**WORK TO COMPLETE:** Copy each line below in which the string "items" occurs.

Records contained in a dataset
----------

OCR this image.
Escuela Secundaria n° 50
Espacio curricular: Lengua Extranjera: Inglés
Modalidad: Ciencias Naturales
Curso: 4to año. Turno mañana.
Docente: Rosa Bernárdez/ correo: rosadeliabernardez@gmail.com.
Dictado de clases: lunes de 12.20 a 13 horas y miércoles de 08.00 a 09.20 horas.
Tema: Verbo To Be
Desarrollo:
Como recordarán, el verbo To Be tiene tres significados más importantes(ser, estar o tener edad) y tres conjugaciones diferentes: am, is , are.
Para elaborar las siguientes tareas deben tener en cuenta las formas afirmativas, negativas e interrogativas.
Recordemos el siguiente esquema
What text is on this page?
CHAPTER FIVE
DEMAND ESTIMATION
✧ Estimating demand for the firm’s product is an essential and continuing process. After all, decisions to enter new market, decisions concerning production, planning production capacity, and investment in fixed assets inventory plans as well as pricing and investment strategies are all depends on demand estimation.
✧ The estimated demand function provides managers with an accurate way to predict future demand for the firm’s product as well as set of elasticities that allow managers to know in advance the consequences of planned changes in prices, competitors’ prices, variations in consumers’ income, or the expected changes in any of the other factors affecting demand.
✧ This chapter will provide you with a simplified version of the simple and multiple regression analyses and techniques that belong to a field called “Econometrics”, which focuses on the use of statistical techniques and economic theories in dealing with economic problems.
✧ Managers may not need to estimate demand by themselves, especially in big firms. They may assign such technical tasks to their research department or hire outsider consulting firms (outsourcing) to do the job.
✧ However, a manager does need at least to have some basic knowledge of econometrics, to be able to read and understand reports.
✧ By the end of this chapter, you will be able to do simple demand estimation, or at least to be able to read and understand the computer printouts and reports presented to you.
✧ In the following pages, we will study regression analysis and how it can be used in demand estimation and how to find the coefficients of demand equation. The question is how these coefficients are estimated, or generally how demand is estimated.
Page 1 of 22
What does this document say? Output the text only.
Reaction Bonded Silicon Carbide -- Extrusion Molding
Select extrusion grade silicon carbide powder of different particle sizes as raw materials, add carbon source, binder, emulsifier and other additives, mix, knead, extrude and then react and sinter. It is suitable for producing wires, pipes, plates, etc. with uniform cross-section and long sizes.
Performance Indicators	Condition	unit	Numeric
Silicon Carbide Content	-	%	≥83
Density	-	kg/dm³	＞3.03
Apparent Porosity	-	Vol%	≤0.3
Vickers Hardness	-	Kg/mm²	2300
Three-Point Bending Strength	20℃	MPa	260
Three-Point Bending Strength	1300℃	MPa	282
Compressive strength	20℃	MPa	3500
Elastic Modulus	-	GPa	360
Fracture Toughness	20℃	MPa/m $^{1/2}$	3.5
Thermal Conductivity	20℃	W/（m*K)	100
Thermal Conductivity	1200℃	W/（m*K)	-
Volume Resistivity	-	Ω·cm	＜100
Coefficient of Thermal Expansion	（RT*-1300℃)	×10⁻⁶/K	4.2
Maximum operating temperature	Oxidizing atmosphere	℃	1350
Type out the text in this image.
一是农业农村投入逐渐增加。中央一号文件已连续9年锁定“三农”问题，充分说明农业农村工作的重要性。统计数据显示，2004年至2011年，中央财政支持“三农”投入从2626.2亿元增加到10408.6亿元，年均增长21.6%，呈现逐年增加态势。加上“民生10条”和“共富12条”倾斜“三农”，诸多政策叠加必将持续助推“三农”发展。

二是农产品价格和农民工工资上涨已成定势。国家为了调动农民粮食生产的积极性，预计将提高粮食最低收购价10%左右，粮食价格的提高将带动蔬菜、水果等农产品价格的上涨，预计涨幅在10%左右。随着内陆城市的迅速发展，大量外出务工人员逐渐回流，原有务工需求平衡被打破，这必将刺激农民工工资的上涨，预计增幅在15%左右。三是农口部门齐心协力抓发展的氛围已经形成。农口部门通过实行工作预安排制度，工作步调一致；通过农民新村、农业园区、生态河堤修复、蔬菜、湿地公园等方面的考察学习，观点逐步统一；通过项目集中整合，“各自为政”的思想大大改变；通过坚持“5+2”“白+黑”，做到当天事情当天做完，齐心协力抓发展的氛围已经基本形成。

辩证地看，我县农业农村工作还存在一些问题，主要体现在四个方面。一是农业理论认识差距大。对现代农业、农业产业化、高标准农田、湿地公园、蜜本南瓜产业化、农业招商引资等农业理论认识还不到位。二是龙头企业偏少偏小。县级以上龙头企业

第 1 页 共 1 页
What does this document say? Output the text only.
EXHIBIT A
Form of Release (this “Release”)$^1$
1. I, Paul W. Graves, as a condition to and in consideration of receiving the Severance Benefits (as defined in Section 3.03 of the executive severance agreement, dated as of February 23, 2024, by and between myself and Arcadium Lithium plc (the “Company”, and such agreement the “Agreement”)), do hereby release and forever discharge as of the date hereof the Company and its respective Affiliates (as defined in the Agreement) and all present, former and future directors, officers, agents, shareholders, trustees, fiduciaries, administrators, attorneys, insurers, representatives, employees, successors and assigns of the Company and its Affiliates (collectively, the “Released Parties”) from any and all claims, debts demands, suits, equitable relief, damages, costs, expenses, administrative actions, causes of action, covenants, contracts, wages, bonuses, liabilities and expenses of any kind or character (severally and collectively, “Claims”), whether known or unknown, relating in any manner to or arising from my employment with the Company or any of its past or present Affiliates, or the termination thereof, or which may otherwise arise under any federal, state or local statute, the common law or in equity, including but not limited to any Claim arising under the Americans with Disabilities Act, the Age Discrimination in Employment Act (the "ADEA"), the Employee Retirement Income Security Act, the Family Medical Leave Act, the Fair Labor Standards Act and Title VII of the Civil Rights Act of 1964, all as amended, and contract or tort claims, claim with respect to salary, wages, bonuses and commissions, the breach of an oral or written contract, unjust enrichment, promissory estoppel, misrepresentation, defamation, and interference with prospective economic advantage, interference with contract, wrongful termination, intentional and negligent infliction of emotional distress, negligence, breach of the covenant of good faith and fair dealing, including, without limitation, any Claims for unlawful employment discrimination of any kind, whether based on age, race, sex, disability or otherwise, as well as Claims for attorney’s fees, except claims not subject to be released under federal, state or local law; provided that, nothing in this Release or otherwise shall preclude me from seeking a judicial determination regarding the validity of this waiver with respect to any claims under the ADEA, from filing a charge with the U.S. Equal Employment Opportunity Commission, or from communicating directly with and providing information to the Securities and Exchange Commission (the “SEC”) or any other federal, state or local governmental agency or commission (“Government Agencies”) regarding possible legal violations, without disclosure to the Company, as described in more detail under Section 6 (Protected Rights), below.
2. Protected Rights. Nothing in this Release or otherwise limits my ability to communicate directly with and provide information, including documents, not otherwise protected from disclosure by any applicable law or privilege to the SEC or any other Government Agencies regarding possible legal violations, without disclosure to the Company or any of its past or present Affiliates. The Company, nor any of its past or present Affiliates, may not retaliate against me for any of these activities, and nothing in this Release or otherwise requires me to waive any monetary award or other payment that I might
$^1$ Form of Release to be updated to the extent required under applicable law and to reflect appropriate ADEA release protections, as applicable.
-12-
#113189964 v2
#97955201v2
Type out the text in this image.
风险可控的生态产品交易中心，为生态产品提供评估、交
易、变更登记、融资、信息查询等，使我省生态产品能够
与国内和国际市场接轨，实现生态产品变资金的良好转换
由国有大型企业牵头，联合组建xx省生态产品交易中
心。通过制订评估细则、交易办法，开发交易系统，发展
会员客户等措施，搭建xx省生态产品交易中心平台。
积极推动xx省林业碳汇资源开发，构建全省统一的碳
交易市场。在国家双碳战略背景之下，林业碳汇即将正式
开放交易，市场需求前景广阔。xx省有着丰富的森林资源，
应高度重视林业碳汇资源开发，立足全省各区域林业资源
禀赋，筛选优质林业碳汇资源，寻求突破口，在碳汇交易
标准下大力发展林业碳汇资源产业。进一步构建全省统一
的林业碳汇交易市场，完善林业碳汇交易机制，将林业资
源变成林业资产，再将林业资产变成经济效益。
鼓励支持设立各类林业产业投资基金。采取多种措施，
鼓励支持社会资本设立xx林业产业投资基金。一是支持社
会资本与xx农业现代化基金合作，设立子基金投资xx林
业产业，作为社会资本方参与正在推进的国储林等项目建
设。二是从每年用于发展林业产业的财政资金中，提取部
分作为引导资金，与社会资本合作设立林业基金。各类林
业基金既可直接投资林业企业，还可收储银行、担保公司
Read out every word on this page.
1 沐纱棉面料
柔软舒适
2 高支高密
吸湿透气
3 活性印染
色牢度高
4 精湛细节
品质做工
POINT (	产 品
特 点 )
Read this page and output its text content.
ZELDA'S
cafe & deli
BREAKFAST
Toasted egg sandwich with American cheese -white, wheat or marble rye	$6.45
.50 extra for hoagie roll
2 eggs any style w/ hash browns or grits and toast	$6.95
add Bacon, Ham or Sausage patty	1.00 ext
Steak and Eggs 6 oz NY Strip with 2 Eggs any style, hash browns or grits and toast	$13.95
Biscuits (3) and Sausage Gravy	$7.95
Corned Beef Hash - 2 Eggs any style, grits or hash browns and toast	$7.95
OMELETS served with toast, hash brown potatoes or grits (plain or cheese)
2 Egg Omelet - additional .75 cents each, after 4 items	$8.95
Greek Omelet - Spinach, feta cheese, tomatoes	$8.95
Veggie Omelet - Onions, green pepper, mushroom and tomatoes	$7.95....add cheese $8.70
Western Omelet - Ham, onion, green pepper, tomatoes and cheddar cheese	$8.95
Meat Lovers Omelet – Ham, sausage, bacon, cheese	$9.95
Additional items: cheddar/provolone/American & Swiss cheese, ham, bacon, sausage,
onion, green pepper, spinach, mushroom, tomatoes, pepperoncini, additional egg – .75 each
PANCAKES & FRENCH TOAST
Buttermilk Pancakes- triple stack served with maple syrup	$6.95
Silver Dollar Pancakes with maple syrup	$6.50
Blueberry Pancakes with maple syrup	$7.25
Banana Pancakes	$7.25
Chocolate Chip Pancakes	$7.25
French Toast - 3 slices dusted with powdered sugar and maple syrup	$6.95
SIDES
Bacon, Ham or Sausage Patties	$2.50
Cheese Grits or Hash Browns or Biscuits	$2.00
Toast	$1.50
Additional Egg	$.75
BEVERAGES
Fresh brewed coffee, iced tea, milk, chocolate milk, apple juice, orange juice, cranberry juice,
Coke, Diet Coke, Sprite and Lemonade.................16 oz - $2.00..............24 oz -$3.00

----------

**SOLUTION TO THIS TASK:**
2 Egg Omelet - additional .75 cents each, after 4 items	$8.95
Additional items: cheddar/provolone/American & Swiss cheese, ham, bacon, sausage,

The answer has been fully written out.